_BRIEF_: Your task is to write out exactly the lines from the line containing "What does this" through the end of the records, inclusive at both ends.
════════════════════
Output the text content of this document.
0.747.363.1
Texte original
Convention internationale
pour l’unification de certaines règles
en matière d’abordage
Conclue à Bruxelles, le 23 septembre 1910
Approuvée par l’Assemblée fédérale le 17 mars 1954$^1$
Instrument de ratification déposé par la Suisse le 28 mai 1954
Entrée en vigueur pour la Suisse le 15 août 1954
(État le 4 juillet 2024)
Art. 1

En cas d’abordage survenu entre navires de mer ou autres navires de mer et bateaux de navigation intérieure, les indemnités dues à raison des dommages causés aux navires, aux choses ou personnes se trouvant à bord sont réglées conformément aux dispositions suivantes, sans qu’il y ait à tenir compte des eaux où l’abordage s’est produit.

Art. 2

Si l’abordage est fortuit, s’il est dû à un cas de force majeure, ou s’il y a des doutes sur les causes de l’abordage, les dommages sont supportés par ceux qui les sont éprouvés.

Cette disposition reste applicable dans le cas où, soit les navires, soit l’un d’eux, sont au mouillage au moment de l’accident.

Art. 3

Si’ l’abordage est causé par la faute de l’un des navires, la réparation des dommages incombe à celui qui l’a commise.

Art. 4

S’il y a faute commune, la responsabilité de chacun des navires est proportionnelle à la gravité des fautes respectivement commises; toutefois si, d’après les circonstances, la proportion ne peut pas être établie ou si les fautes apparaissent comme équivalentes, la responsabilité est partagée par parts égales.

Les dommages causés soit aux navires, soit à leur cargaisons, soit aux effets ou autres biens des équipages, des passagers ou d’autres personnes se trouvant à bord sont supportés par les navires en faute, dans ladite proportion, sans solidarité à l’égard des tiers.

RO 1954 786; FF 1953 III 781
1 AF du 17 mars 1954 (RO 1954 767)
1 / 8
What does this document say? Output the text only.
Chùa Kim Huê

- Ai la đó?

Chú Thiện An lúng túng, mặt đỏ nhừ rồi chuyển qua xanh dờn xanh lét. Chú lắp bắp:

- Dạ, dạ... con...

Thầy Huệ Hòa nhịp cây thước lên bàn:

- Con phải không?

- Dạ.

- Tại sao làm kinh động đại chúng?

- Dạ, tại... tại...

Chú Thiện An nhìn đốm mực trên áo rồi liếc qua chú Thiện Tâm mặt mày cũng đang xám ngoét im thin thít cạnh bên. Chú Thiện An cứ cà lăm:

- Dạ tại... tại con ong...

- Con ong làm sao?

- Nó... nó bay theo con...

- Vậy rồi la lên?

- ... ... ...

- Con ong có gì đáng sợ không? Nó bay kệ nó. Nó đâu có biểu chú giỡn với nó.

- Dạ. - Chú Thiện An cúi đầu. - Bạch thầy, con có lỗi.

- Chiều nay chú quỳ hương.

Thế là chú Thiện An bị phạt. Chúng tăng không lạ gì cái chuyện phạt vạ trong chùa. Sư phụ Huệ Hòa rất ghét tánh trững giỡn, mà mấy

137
════════════════════
_EXERCISE OUTPUT_:
What does this document say? Output the text only.
Chùa Kim Huê

- Ai la đó?

Chú Thiện An lúng túng, mặt đỏ nhừ rồi chuyển qua xanh dờn xanh lét. Chú lắp bắp:

- Dạ, dạ... con...

Thầy Huệ Hòa nhịp cây thước lên bàn:

- Con phải không?

- Dạ.

- Tại sao làm kinh động đại chúng?

- Dạ, tại... tại...

Chú Thiện An nhìn đốm mực trên áo rồi liếc qua chú Thiện Tâm mặt mày cũng đang xám ngoét im thin thít cạnh bên. Chú Thiện An cứ cà lăm:

- Dạ tại... tại con ong...

- Con ong làm sao?

- Nó... nó bay theo con...

- Vậy rồi la lên?

- ... ... ...

- Con ong có gì đáng sợ không? Nó bay kệ nó. Nó đâu có biểu chú giỡn với nó.

- Dạ. - Chú Thiện An cúi đầu. - Bạch thầy, con có lỗi.

- Chiều nay chú quỳ hương.

Thế là chú Thiện An bị phạt. Chúng tăng không lạ gì cái chuyện phạt vạ trong chùa. Sư phụ Huệ Hòa rất ghét tánh trững giỡn, mà mấy

137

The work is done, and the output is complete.